Tasks to complete.
1. List every type of regression named in the page on regression versus classification.
2. Write a continuation of the page on regression versus classification, starting from the point at which it stops.

Page excerpt.
Technology: Python

Regression vs Classification - The most significant difference between regression vs classification is that while regression helps predict a continuous quantity, classification predicts discrete class labels.

Regression

Regression is a process of finding the correlations between dependent and independent variables. It helps in predicting the continuous variables such as prediction of Market Trends, prediction of House prices, etc.
The task of the Regression algorithm is to find the mapping function to map the input variable(x) to the continuous output variable(y).
Types of Regression

Simple Linear Regression
Multiple Linear Regression
Polynomial Regression
Support Vector Regression
Decision Tree Regression
Random Forest Regression

How to check accuracy

R Squared (to check goodness of best fit line)
Adjusted R Squared -> penalizes attributes that are not correlated

Classification

Classification is a process of finding a function which helps in dividing the dataset into classes based on different parameters. In Classification, a computer program is trained on the training dataset and based on that training, it categorizes the data into different classes.
It is the process of finding or discovering a model or function which helps in separating the data into multiple categorical classes i.e. discrete values. In classification, data is categorized under different labels according to some parameters given in input and then the labels are predicted for the data.

Extracted material.
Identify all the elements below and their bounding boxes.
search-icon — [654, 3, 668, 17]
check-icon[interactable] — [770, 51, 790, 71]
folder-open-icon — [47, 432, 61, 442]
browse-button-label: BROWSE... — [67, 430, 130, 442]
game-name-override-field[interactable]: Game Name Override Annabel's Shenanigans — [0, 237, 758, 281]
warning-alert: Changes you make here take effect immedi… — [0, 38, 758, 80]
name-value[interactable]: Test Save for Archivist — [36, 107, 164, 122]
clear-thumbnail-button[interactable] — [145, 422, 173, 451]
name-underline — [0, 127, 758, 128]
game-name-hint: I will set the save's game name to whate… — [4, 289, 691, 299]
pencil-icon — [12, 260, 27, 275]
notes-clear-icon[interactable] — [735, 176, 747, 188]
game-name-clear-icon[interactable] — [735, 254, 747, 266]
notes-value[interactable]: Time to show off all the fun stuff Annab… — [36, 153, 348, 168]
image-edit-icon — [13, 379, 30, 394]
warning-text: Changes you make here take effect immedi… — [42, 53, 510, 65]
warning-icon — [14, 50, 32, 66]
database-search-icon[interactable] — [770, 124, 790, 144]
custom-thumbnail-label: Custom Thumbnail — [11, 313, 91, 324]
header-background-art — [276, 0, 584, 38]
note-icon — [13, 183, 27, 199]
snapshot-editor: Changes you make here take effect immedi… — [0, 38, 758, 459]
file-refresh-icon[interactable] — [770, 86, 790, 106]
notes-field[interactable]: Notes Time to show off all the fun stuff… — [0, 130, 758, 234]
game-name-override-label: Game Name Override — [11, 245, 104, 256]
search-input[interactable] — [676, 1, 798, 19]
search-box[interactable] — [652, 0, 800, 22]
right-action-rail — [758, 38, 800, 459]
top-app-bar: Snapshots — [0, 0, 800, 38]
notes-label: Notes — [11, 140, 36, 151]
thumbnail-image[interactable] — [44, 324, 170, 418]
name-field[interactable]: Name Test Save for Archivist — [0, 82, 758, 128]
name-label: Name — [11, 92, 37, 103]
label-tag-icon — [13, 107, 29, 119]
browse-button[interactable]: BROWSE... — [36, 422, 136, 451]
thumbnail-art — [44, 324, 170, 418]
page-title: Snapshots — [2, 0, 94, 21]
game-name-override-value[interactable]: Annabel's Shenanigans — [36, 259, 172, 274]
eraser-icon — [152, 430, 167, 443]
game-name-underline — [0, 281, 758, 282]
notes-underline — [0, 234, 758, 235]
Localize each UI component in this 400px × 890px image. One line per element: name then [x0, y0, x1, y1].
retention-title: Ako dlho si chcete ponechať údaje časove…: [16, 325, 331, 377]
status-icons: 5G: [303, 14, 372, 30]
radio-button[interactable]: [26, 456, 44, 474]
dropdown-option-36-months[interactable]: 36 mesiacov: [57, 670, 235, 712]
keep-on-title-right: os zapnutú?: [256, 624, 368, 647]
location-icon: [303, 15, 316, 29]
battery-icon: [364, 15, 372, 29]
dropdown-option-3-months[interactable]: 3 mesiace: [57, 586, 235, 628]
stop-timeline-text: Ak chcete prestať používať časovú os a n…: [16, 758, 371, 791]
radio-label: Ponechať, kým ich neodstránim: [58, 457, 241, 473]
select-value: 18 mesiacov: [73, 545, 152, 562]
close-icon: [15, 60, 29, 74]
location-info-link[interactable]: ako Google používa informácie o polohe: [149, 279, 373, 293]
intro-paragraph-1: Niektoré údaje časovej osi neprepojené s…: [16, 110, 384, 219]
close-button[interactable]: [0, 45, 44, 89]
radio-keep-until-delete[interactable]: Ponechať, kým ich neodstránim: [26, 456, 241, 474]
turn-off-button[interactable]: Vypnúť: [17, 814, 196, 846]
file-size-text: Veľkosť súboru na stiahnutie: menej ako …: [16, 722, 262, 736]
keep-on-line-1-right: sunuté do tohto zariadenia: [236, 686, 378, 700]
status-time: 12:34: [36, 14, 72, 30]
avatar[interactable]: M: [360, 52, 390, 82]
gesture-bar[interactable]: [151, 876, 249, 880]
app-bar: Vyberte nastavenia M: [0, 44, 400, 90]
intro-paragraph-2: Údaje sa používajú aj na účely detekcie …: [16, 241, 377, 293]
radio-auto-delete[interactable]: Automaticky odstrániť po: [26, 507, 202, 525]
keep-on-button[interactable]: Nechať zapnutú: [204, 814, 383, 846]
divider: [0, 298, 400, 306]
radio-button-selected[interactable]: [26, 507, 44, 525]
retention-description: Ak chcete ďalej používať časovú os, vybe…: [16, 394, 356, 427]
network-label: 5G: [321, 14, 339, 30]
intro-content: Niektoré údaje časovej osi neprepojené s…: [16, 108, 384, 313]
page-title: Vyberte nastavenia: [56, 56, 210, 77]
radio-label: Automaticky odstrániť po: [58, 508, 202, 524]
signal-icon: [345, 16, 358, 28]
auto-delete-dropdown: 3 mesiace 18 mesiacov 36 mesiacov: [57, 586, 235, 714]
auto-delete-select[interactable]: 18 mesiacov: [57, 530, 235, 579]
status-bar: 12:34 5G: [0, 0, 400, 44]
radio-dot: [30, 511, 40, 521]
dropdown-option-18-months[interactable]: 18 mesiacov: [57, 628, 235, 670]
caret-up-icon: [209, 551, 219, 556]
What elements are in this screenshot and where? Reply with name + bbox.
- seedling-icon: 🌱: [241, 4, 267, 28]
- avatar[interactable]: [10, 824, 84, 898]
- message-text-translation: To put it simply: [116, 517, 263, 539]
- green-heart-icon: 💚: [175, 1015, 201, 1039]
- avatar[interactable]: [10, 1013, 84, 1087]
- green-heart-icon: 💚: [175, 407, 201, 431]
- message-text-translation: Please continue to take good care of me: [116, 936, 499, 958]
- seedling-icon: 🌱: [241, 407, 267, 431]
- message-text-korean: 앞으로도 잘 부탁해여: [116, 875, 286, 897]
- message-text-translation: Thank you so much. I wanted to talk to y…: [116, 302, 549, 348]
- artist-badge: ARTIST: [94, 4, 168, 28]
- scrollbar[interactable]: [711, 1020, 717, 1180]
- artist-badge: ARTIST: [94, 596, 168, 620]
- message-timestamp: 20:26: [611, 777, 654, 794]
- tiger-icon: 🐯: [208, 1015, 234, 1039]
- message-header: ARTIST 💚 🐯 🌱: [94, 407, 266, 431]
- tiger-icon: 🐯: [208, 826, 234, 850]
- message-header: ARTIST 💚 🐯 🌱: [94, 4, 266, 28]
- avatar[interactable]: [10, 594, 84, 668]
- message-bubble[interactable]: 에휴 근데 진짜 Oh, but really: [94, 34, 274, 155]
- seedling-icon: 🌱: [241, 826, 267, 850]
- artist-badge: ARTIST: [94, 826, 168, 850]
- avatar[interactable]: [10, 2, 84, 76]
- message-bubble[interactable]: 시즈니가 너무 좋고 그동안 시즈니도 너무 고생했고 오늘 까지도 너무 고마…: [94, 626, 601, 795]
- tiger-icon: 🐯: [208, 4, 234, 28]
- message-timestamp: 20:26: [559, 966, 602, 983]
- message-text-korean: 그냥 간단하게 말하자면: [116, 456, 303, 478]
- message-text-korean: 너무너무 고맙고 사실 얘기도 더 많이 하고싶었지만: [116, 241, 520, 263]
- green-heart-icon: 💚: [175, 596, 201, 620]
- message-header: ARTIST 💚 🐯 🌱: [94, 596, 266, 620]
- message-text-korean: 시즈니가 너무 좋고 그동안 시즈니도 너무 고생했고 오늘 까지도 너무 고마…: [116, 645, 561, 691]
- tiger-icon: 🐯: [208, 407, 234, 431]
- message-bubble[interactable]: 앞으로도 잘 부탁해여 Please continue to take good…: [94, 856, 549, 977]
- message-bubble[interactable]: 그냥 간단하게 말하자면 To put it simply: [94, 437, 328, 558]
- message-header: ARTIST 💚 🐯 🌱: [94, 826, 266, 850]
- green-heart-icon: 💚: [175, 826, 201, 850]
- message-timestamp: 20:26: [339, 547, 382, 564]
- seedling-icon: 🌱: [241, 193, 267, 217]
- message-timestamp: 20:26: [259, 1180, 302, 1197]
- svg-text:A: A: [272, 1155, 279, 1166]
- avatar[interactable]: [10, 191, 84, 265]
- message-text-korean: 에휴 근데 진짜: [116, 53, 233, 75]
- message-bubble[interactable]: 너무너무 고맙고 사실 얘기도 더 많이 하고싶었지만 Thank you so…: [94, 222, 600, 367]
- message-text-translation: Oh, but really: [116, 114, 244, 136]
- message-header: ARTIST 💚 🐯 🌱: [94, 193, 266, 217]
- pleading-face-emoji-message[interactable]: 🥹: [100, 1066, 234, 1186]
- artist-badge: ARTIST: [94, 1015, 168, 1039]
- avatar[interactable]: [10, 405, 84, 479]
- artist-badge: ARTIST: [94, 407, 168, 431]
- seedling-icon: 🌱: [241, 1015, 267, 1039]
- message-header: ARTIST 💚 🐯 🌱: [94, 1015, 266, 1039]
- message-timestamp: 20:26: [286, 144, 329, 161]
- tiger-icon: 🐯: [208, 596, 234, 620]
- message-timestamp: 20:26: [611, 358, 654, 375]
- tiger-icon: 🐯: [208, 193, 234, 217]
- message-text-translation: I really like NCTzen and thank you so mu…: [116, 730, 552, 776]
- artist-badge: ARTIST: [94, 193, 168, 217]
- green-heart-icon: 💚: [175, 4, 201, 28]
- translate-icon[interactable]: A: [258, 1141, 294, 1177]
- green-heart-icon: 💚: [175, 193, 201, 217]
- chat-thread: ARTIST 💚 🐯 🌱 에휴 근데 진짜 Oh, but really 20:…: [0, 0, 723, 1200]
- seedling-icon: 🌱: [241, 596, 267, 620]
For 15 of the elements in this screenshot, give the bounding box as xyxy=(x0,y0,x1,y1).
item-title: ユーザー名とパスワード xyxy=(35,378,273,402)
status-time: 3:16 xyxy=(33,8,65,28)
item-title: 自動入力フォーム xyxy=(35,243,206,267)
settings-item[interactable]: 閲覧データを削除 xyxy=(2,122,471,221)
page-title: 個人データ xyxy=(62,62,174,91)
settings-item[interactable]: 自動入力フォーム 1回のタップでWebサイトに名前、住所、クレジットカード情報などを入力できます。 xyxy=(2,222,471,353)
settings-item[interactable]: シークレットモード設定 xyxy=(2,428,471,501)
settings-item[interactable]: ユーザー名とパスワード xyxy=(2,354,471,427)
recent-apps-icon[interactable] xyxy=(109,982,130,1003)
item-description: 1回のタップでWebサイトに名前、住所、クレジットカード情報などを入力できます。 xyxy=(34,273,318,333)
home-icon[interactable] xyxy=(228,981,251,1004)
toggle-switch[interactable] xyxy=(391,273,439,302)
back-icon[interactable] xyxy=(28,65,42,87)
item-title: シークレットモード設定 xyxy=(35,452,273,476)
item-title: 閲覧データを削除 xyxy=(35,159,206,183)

Exercise answers.
1.
Simple Linear Regression
Multiple Linear Regression
Polynomial Regression
Support Vector Regression
Decision Tree Regression
Random Forest Regression

2.
The derived mapping function could be demonstrated in the form of “IF-THEN” rules. The classification process deal with the problems where the data can be divided into binary or multiple discrete labels.
Types of ML Classification Algorithms:

Logistic Regression
K-Nearest Neighbours
Support Vector Machines
Kernel SVM
Naïve Bayes
Decision Tree Classification
Random Forest Classification

How to check accuracy

confusion matrix
accuracy score
true positive rate
recall value
precision value
F1 score

Difference between Regression and Classification

Regression Algorithm	Classification Algorithm
In Regression, the output variable must be of continuous nature or real value.	In Classification, the output variable must be a discrete value.
The task of the regression algorithm is to map the input value (x) with the continuous output variable(y).	The task of the classification algorithm is to map the input value(x) with the discrete output variable(y).
Regression Algorithms are used with continuous data.	Classification Algorithms are used with discrete data.
In Regression, we try to find the best fit line, which can predict the output more accurately.	In Classification, we try to find the decision boundary, which can divide the dataset into different classes.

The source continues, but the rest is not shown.